# PASSAGE FOR REVIEW
::::
Safety
Safest Cars — IIHS Top Safety Pick+
Ranked from the IIHS Top Safety Pick+ Awards (2025). CarOutlay adds the ownership-cost lens — what each result means for the real 5-year cost of owning the car.
The ranking
A representative selection of 2025 Top Safety Pick+ winners across segments. See the IIHS site for the full list of all 66 winners.
- Honda Accord Midsize car. Top Safety Pick+
- Toyota Camry Midsize car. Top Safety Pick+
- Hyundai Ioniq 6 Midsize car (EV). Top Safety Pick+
- Honda Civic (sedan & hatchback) Small car. Top Safety Pick+
- Mazda 3 (sedan & hatchback) Small car. Top Safety Pick+
- Subaru Forester Small SUV. Top Safety Pick+
- Lexus NX Small luxury SUV. Top Safety Pick+
- Honda Passport Midsize SUV. Top Safety Pick+
- Infiniti QX60 Midsize luxury SUV. Top Safety Pick+
- Kia Sorento Midsize SUV. Top Safety Pick+
- Volkswagen Atlas Midsize SUV. Top Safety Pick+
- Genesis G80 Luxury car. Top Safety Pick+
- Volvo EX90 Luxury SUV (EV). Top Safety Pick+
- Toyota Tundra Only large pickup to earn Pick+. Top Safety Pick+
- Tesla Cybertruck Built after April 2025. Top Safety Pick+
Standard Top Safety Pick winners
Examples of vehicles earning the standard (lower-tier) 2025 Top Safety Pick.
- Tesla Model 3 Top Safety Pick
- Hyundai Palisade Top Safety Pick
- Acura ADX Top Safety Pick
Why this matters for your cost of ownership
Crash-test ratings feed directly into what you pay for insurance. Insurers price collision and injury risk, and vehicles that protect occupants and avoid crashes — exactly what IIHS measures — tend to generate fewer and smaller claims. Strong safety ratings can lower your premium and reduce the chance of a total loss. Since insurance is one of the three largest ongoing costs of ownership, a safer car can quietly trim your five-year total. Use our TCO calculator with a real insurance quote for the specific model to see the effect.
::::
# MATERIAL SHOWN
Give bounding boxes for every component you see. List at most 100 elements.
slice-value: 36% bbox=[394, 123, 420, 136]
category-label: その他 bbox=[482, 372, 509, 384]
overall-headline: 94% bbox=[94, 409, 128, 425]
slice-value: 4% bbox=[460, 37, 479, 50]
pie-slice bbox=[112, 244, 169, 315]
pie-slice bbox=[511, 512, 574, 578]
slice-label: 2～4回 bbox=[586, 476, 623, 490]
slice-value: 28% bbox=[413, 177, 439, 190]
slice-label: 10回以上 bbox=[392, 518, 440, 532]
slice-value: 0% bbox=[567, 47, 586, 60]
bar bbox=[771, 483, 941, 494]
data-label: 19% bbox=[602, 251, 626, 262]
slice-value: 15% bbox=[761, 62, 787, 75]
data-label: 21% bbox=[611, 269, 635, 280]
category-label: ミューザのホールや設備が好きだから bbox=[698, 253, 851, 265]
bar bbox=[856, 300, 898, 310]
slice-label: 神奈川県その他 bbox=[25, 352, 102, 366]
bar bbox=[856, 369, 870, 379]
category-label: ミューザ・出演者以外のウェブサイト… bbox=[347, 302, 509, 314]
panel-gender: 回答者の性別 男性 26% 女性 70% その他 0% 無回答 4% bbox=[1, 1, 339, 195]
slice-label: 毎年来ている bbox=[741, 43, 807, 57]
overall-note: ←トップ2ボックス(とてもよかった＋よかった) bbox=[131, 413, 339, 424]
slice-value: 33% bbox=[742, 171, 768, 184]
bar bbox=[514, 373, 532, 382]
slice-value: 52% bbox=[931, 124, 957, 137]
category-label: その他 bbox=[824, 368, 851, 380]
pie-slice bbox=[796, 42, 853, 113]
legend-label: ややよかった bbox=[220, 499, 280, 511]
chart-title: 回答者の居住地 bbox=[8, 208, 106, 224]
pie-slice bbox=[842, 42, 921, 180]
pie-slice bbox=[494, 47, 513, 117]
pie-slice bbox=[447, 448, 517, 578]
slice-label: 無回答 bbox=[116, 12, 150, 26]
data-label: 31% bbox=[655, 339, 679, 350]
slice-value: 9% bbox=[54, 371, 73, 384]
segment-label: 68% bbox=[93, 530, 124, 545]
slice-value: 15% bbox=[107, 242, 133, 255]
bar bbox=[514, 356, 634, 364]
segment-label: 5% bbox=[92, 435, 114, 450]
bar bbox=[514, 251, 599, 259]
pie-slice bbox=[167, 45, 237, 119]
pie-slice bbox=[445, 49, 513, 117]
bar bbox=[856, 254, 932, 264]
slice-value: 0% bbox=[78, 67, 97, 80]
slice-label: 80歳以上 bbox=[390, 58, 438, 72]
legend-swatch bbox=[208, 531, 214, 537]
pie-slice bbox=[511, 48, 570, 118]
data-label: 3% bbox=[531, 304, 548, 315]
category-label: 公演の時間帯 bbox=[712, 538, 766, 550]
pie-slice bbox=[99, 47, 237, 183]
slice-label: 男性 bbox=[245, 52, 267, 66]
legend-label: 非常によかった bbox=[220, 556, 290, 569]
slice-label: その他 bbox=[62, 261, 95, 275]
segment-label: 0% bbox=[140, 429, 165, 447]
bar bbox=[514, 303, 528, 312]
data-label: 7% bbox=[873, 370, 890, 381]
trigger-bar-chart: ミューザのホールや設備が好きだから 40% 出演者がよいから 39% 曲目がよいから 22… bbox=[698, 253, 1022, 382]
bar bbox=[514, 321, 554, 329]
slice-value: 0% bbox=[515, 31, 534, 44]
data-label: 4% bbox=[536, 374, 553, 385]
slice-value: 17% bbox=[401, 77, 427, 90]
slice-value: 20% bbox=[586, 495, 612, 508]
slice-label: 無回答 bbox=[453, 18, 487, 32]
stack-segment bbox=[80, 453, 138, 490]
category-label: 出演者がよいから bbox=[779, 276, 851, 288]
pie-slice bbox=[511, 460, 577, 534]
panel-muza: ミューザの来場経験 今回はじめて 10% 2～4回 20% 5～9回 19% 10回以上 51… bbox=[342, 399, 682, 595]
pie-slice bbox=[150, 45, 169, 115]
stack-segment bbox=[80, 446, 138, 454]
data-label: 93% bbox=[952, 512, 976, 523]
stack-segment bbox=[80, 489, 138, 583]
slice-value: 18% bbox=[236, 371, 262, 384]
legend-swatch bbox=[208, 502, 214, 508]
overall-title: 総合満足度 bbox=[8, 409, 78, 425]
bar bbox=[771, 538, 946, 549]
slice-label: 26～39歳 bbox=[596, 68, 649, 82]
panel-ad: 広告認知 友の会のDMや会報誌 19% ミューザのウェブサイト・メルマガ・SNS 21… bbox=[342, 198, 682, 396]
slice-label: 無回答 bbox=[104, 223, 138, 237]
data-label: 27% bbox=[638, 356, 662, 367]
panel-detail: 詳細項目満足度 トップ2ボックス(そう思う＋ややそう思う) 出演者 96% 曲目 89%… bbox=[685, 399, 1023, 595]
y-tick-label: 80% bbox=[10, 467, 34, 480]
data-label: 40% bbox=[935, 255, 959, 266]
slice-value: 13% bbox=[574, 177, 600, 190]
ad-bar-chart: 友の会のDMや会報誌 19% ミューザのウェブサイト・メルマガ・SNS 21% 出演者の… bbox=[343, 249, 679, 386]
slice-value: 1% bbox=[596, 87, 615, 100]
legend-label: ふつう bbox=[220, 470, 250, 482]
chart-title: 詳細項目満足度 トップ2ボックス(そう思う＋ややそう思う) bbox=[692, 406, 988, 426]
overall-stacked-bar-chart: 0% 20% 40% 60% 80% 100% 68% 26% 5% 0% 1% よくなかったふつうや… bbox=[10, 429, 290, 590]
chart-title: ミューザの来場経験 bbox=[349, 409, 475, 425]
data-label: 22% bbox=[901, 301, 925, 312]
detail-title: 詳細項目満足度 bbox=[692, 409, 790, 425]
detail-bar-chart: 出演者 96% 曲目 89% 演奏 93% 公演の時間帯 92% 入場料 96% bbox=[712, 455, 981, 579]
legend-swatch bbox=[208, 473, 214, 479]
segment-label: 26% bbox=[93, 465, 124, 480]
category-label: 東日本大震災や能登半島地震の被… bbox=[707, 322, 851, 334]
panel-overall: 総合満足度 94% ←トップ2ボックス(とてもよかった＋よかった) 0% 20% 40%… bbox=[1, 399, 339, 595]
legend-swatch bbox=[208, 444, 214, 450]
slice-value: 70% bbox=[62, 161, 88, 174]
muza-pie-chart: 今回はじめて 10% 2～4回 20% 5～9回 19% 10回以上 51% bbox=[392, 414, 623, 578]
::::
Please extract the part of the safest-cars page between "- Tesla Model" and "see the effect.", inclusive, and copy it word for word.

- Tesla Model 3 Top Safety Pick
- Hyundai Palisade Top Safety Pick
- Acura ADX Top Safety Pick
Why this matters for your cost of ownership
Crash-test ratings feed directly into what you pay for insurance. Insurers price collision and injury risk, and vehicles that protect occupants and avoid crashes — exactly what IIHS measures — tend to generate fewer and smaller claims. Strong safety ratings can lower your premium and reduce the chance of a total loss. Since insurance is one of the three largest ongoing costs of ownership, a safer car can quietly trim your five-year total. Use our TCO calculator with a real insurance quote for the specific model to see the effect.